_Instruction_.
Write the material out again exactly as it stands.

(Collection entries)
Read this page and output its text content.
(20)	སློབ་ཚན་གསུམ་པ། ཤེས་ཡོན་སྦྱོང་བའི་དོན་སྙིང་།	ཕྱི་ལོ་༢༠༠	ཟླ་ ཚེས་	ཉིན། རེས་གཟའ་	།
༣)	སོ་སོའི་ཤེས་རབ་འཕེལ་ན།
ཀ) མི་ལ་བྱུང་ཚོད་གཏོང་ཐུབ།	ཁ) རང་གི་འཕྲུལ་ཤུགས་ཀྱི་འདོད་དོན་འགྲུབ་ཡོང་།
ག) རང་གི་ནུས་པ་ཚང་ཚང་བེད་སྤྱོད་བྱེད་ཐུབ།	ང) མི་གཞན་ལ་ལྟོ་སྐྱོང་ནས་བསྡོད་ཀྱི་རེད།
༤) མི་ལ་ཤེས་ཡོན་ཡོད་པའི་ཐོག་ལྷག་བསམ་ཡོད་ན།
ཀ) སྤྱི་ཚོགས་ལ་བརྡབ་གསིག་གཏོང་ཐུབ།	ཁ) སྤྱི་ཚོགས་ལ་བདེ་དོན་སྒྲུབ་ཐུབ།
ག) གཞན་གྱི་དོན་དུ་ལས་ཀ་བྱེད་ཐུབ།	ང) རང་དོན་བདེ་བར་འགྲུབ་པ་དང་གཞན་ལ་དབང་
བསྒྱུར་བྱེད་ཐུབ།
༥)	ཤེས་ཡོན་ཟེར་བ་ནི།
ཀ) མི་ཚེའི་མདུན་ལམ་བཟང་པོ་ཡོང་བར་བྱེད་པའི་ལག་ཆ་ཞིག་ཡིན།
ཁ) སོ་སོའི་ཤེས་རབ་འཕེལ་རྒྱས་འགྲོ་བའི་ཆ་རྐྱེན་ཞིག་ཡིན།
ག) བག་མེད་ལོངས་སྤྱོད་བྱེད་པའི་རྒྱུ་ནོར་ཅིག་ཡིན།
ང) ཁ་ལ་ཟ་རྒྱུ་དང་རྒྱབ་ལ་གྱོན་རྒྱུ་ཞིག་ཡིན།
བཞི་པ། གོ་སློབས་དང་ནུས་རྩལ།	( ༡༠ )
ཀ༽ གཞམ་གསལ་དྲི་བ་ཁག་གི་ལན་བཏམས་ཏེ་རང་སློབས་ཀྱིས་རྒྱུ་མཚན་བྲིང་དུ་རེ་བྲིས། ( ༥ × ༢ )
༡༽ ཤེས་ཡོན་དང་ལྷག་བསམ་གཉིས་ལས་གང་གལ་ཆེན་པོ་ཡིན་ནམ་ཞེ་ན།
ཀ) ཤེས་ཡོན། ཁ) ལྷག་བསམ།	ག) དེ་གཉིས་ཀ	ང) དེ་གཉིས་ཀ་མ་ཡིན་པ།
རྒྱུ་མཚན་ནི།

_Output_.
Read this page and output its text content.
(20)	སློབ་ཚན་གསུམ་པ། ཤེས་ཡོན་སྦྱོང་བའི་དོན་སྙིང་།	ཕྱི་ལོ་༢༠༠	ཟླ་ ཚེས་	ཉིན། རེས་གཟའ་	།
༣)	སོ་སོའི་ཤེས་རབ་འཕེལ་ན།
ཀ) མི་ལ་བྱུང་ཚོད་གཏོང་ཐུབ།	ཁ) རང་གི་འཕྲུལ་ཤུགས་ཀྱི་འདོད་དོན་འགྲུབ་ཡོང་།
ག) རང་གི་ནུས་པ་ཚང་ཚང་བེད་སྤྱོད་བྱེད་ཐུབ།	ང) མི་གཞན་ལ་ལྟོ་སྐྱོང་ནས་བསྡོད་ཀྱི་རེད།
༤) མི་ལ་ཤེས་ཡོན་ཡོད་པའི་ཐོག་ལྷག་བསམ་ཡོད་ན།
ཀ) སྤྱི་ཚོགས་ལ་བརྡབ་གསིག་གཏོང་ཐུབ།	ཁ) སྤྱི་ཚོགས་ལ་བདེ་དོན་སྒྲུབ་ཐུབ།
ག) གཞན་གྱི་དོན་དུ་ལས་ཀ་བྱེད་ཐུབ།	ང) རང་དོན་བདེ་བར་འགྲུབ་པ་དང་གཞན་ལ་དབང་
བསྒྱུར་བྱེད་ཐུབ།
༥)	ཤེས་ཡོན་ཟེར་བ་ནི།
ཀ) མི་ཚེའི་མདུན་ལམ་བཟང་པོ་ཡོང་བར་བྱེད་པའི་ལག་ཆ་ཞིག་ཡིན།
ཁ) སོ་སོའི་ཤེས་རབ་འཕེལ་རྒྱས་འགྲོ་བའི་ཆ་རྐྱེན་ཞིག་ཡིན།
ག) བག་མེད་ལོངས་སྤྱོད་བྱེད་པའི་རྒྱུ་ནོར་ཅིག་ཡིན།
ང) ཁ་ལ་ཟ་རྒྱུ་དང་རྒྱབ་ལ་གྱོན་རྒྱུ་ཞིག་ཡིན།
བཞི་པ། གོ་སློབས་དང་ནུས་རྩལ།	( ༡༠ )
ཀ༽ གཞམ་གསལ་དྲི་བ་ཁག་གི་ལན་བཏམས་ཏེ་རང་སློབས་ཀྱིས་རྒྱུ་མཚན་བྲིང་དུ་རེ་བྲིས། ( ༥ × ༢ )
༡༽ ཤེས་ཡོན་དང་ལྷག་བསམ་གཉིས་ལས་གང་གལ་ཆེན་པོ་ཡིན་ནམ་ཞེ་ན།
ཀ) ཤེས་ཡོན། ཁ) ལྷག་བསམ།	ག) དེ་གཉིས་ཀ	ང) དེ་གཉིས་ཀ་མ་ཡིན་པ།
རྒྱུ་མཚན་ནི།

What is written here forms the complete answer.